### Task inputs ###

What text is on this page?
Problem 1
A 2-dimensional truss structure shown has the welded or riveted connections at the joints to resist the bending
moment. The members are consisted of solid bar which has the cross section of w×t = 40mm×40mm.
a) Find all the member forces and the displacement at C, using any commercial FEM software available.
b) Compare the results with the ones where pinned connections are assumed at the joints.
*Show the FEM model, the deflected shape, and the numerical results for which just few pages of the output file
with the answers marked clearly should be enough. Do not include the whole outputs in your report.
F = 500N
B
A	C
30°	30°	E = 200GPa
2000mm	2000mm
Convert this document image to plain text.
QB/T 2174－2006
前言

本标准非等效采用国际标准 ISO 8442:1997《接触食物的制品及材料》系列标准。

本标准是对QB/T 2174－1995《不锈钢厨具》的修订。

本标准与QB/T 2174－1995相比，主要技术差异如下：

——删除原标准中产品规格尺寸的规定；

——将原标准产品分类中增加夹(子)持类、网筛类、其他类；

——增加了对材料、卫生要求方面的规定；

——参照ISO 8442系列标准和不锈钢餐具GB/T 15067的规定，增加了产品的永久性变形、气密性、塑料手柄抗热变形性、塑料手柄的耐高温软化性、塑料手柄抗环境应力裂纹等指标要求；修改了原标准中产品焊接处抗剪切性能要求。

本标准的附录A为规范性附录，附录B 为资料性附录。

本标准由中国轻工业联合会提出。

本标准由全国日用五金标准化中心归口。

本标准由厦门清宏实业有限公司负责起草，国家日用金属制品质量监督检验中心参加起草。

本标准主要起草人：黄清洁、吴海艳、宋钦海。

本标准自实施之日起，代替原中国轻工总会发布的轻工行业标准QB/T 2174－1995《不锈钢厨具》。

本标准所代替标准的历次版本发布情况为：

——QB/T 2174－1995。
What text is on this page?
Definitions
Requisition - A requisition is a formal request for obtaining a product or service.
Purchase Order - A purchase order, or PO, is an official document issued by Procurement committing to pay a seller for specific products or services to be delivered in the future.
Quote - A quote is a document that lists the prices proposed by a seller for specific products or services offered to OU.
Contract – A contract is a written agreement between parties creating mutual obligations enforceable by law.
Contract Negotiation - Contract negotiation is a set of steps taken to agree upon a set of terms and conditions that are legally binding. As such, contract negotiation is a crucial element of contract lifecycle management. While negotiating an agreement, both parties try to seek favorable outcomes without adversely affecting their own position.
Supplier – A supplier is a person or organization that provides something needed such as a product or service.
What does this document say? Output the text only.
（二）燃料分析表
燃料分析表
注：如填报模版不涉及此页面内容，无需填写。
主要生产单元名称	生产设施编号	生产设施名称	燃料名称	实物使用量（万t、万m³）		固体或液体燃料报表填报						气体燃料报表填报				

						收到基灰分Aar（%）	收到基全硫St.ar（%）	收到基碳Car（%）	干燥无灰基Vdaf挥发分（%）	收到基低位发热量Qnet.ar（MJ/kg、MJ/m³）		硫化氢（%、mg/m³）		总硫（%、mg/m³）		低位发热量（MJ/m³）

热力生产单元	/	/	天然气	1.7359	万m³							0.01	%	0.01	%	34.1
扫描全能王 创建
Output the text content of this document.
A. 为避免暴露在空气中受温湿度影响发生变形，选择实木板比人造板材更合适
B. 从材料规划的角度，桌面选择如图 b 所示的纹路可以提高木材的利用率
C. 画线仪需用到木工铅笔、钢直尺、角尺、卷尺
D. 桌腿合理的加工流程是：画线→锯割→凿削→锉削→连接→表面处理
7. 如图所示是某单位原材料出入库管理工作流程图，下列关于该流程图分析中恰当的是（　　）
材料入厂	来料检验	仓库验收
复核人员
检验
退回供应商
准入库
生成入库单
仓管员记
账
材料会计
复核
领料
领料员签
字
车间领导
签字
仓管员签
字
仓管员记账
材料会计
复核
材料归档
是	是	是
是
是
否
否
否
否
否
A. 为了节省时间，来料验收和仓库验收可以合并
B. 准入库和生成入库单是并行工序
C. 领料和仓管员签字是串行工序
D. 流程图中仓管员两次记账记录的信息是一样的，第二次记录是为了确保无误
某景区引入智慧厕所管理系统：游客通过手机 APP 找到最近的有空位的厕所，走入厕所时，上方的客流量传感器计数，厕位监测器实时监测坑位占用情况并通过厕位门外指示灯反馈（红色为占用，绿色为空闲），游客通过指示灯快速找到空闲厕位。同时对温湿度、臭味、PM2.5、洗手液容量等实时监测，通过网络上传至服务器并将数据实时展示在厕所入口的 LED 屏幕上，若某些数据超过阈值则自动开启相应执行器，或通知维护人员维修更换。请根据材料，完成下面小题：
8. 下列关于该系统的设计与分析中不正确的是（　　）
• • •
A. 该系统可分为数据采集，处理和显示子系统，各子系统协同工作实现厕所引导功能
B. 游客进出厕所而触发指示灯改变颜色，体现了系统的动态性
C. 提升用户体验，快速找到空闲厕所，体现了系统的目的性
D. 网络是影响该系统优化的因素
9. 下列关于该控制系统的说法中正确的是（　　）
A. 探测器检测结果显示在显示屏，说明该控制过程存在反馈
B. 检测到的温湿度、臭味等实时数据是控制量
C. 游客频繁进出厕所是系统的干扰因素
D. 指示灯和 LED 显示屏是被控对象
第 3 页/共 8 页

###

▸ **Work to do**
Write out all the records above again, exactly as they stand.

▸ **The completed task**
What text is on this page?
Problem 1
A 2-dimensional truss structure shown has the welded or riveted connections at the joints to resist the bending
moment. The members are consisted of solid bar which has the cross section of w×t = 40mm×40mm.
a) Find all the member forces and the displacement at C, using any commercial FEM software available.
b) Compare the results with the ones where pinned connections are assumed at the joints.
*Show the FEM model, the deflected shape, and the numerical results for which just few pages of the output file
with the answers marked clearly should be enough. Do not include the whole outputs in your report.
F = 500N
B
A	C
30°	30°	E = 200GPa
2000mm	2000mm
Convert this document image to plain text.
QB/T 2174－2006
前言

本标准非等效采用国际标准 ISO 8442:1997《接触食物的制品及材料》系列标准。

本标准是对QB/T 2174－1995《不锈钢厨具》的修订。

本标准与QB/T 2174－1995相比，主要技术差异如下：

——删除原标准中产品规格尺寸的规定；

——将原标准产品分类中增加夹(子)持类、网筛类、其他类；

——增加了对材料、卫生要求方面的规定；

——参照ISO 8442系列标准和不锈钢餐具GB/T 15067的规定，增加了产品的永久性变形、气密性、塑料手柄抗热变形性、塑料手柄的耐高温软化性、塑料手柄抗环境应力裂纹等指标要求；修改了原标准中产品焊接处抗剪切性能要求。

本标准的附录A为规范性附录，附录B 为资料性附录。

本标准由中国轻工业联合会提出。

本标准由全国日用五金标准化中心归口。

本标准由厦门清宏实业有限公司负责起草，国家日用金属制品质量监督检验中心参加起草。

本标准主要起草人：黄清洁、吴海艳、宋钦海。

本标准自实施之日起，代替原中国轻工总会发布的轻工行业标准QB/T 2174－1995《不锈钢厨具》。

本标准所代替标准的历次版本发布情况为：

——QB/T 2174－1995。
What text is on this page?
Definitions
Requisition - A requisition is a formal request for obtaining a product or service.
Purchase Order - A purchase order, or PO, is an official document issued by Procurement committing to pay a seller for specific products or services to be delivered in the future.
Quote - A quote is a document that lists the prices proposed by a seller for specific products or services offered to OU.
Contract – A contract is a written agreement between parties creating mutual obligations enforceable by law.
Contract Negotiation - Contract negotiation is a set of steps taken to agree upon a set of terms and conditions that are legally binding. As such, contract negotiation is a crucial element of contract lifecycle management. While negotiating an agreement, both parties try to seek favorable outcomes without adversely affecting their own position.
Supplier – A supplier is a person or organization that provides something needed such as a product or service.
What does this document say? Output the text only.
（二）燃料分析表
燃料分析表
注：如填报模版不涉及此页面内容，无需填写。
主要生产单元名称	生产设施编号	生产设施名称	燃料名称	实物使用量（万t、万m³）		固体或液体燃料报表填报						气体燃料报表填报				

						收到基灰分Aar（%）	收到基全硫St.ar（%）	收到基碳Car（%）	干燥无灰基Vdaf挥发分（%）	收到基低位发热量Qnet.ar（MJ/kg、MJ/m³）		硫化氢（%、mg/m³）		总硫（%、mg/m³）		低位发热量（MJ/m³）

热力生产单元	/	/	天然气	1.7359	万m³							0.01	%	0.01	%	34.1
扫描全能王 创建
Output the text content of this document.
A. 为避免暴露在空气中受温湿度影响发生变形，选择实木板比人造板材更合适
B. 从材料规划的角度，桌面选择如图 b 所示的纹路可以提高木材的利用率
C. 画线仪需用到木工铅笔、钢直尺、角尺、卷尺
D. 桌腿合理的加工流程是：画线→锯割→凿削→锉削→连接→表面处理
7. 如图所示是某单位原材料出入库管理工作流程图，下列关于该流程图分析中恰当的是（　　）
材料入厂	来料检验	仓库验收
复核人员
检验
退回供应商
准入库
生成入库单
仓管员记
账
材料会计
复核
领料
领料员签
字
车间领导
签字
仓管员签
字
仓管员记账
材料会计
复核
材料归档
是	是	是
是
是
否
否
否
否
否
A. 为了节省时间，来料验收和仓库验收可以合并
B. 准入库和生成入库单是并行工序
C. 领料和仓管员签字是串行工序
D. 流程图中仓管员两次记账记录的信息是一样的，第二次记录是为了确保无误
某景区引入智慧厕所管理系统：游客通过手机 APP 找到最近的有空位的厕所，走入厕所时，上方的客流量传感器计数，厕位监测器实时监测坑位占用情况并通过厕位门外指示灯反馈（红色为占用，绿色为空闲），游客通过指示灯快速找到空闲厕位。同时对温湿度、臭味、PM2.5、洗手液容量等实时监测，通过网络上传至服务器并将数据实时展示在厕所入口的 LED 屏幕上，若某些数据超过阈值则自动开启相应执行器，或通知维护人员维修更换。请根据材料，完成下面小题：
8. 下列关于该系统的设计与分析中不正确的是（　　）
• • •
A. 该系统可分为数据采集，处理和显示子系统，各子系统协同工作实现厕所引导功能
B. 游客进出厕所而触发指示灯改变颜色，体现了系统的动态性
C. 提升用户体验，快速找到空闲厕所，体现了系统的目的性
D. 网络是影响该系统优化的因素
9. 下列关于该控制系统的说法中正确的是（　　）
A. 探测器检测结果显示在显示屏，说明该控制过程存在反馈
B. 检测到的温湿度、臭味等实时数据是控制量
C. 游客频繁进出厕所是系统的干扰因素
D. 指示灯和 LED 显示屏是被控对象
第 3 页/共 8 页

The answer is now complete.